* TASK REQUIREMENTS
Look through the records below and collect all lines that hold the string "Febrero".
─── DATA IN THIS EXERCISE
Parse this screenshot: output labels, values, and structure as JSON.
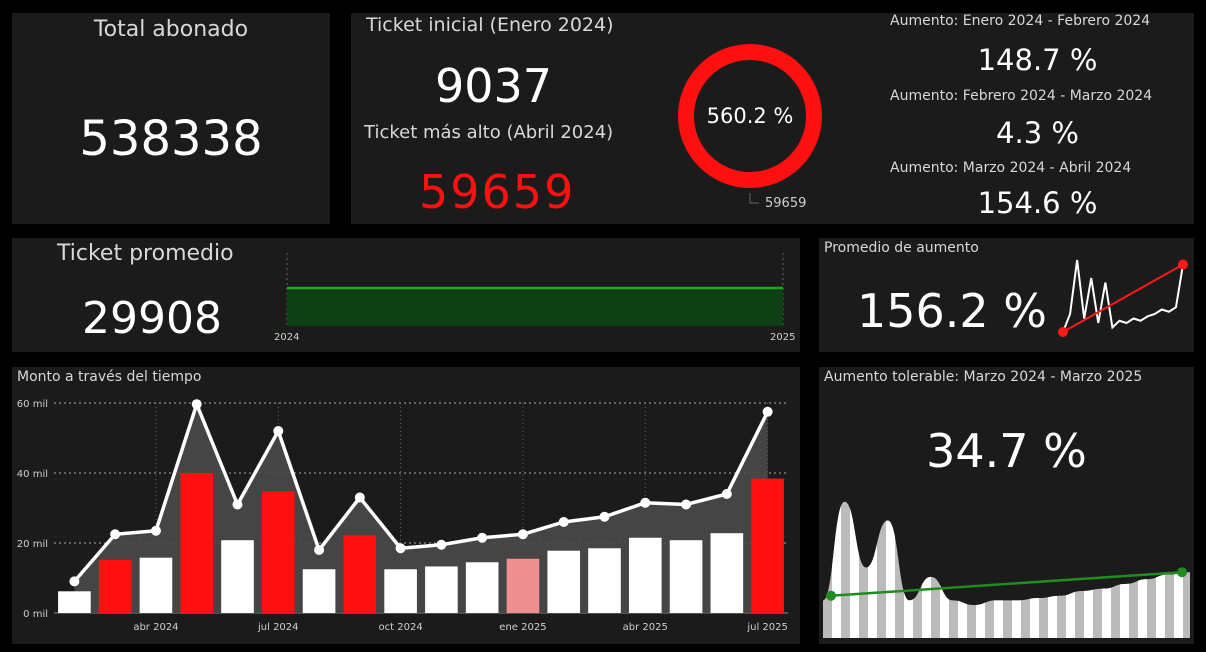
{
  "colors": {
    "background": "#000000",
    "card": "#1b1b1b",
    "accent_red": "#ff1010",
    "highlight_pink": "#f08f8f",
    "trend_green": "#1e8c1e",
    "bar_white": "#ffffff",
    "area_gray": "#4a4a4a"
  },
  "total_abonado": {
    "title": "Total abonado",
    "value": "538338"
  },
  "ticket": {
    "initial_title": "Ticket inicial (Enero 2024)",
    "initial_value": "9037",
    "highest_title": "Ticket más alto (Abril 2024)",
    "highest_value": "59659",
    "donut_label": "560.2 %",
    "donut_callout": "59659"
  },
  "increases": [
    {
      "label": "Aumento: Enero 2024 - Febrero 2024",
      "value": "148.7 %"
    },
    {
      "label": "Aumento: Febrero 2024 - Marzo 2024",
      "value": "4.3 %"
    },
    {
      "label": "Aumento: Marzo 2024 - Abril 2024",
      "value": "154.6 %"
    }
  ],
  "ticket_promedio": {
    "title": "Ticket promedio",
    "value": "29908",
    "axis_start": "2024",
    "axis_end": "2025"
  },
  "promedio_aumento": {
    "title": "Promedio de aumento",
    "value": "156.2 %"
  },
  "monto": {
    "title": "Monto a través del tiempo",
    "y_ticks": [
      "0 mil",
      "20 mil",
      "40 mil",
      "60 mil"
    ],
    "x_ticks": [
      "abr 2024",
      "jul 2024",
      "oct 2024",
      "ene 2025",
      "abr 2025",
      "jul 2025"
    ]
  },
  "aumento_tolerable": {
    "title": "Aumento tolerable: Marzo 2024 - Marzo 2025",
    "value": "34.7 %"
  },
  "chart_data": [
    {
      "type": "bar",
      "title": "Monto a través del tiempo",
      "ylim": [
        0,
        60000
      ],
      "y_ticks": [
        "0 mil",
        "20 mil",
        "40 mil",
        "60 mil"
      ],
      "x_ticks": [
        "abr 2024",
        "jul 2024",
        "oct 2024",
        "ene 2025",
        "abr 2025",
        "jul 2025"
      ],
      "grid": true,
      "bars": [
        6200,
        15200,
        15800,
        40000,
        20800,
        34800,
        12500,
        22200,
        12500,
        13300,
        14500,
        15500,
        17800,
        18500,
        21500,
        20800,
        22800,
        38400
      ],
      "bar_colors": [
        "#ffffff",
        "#ff1010",
        "#ffffff",
        "#ff1010",
        "#ffffff",
        "#ff1010",
        "#ffffff",
        "#ff1010",
        "#ffffff",
        "#ffffff",
        "#ffffff",
        "#f08f8f",
        "#ffffff",
        "#ffffff",
        "#ffffff",
        "#ffffff",
        "#ffffff",
        "#ff1010"
      ],
      "line": [
        9037,
        22500,
        23500,
        59659,
        31000,
        52000,
        18000,
        33000,
        18500,
        19500,
        21500,
        22500,
        26000,
        27500,
        31500,
        31000,
        34000,
        57500
      ]
    },
    {
      "type": "area",
      "title": "Ticket promedio",
      "x": [
        "2024",
        "2025"
      ],
      "values": [
        29908,
        29908
      ]
    },
    {
      "type": "line",
      "title": "Promedio de aumento",
      "values": [
        0,
        40,
        160,
        30,
        120,
        20,
        110,
        10,
        25,
        20,
        30,
        25,
        35,
        40,
        50,
        45,
        55,
        150
      ],
      "trend": [
        0,
        150
      ]
    },
    {
      "type": "area",
      "title": "Aumento tolerable: Marzo 2024 - Marzo 2025",
      "values": [
        16,
        58,
        30,
        50,
        16,
        26,
        16,
        14,
        16,
        16,
        17,
        18,
        20,
        21,
        23,
        25,
        27,
        28
      ],
      "trend": [
        18,
        28
      ]
    }
  ]
}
──────
* REPLY
      "label": "Aumento: Enero 2024 - Febrero 2024",
      "label": "Aumento: Febrero 2024 - Marzo 2024",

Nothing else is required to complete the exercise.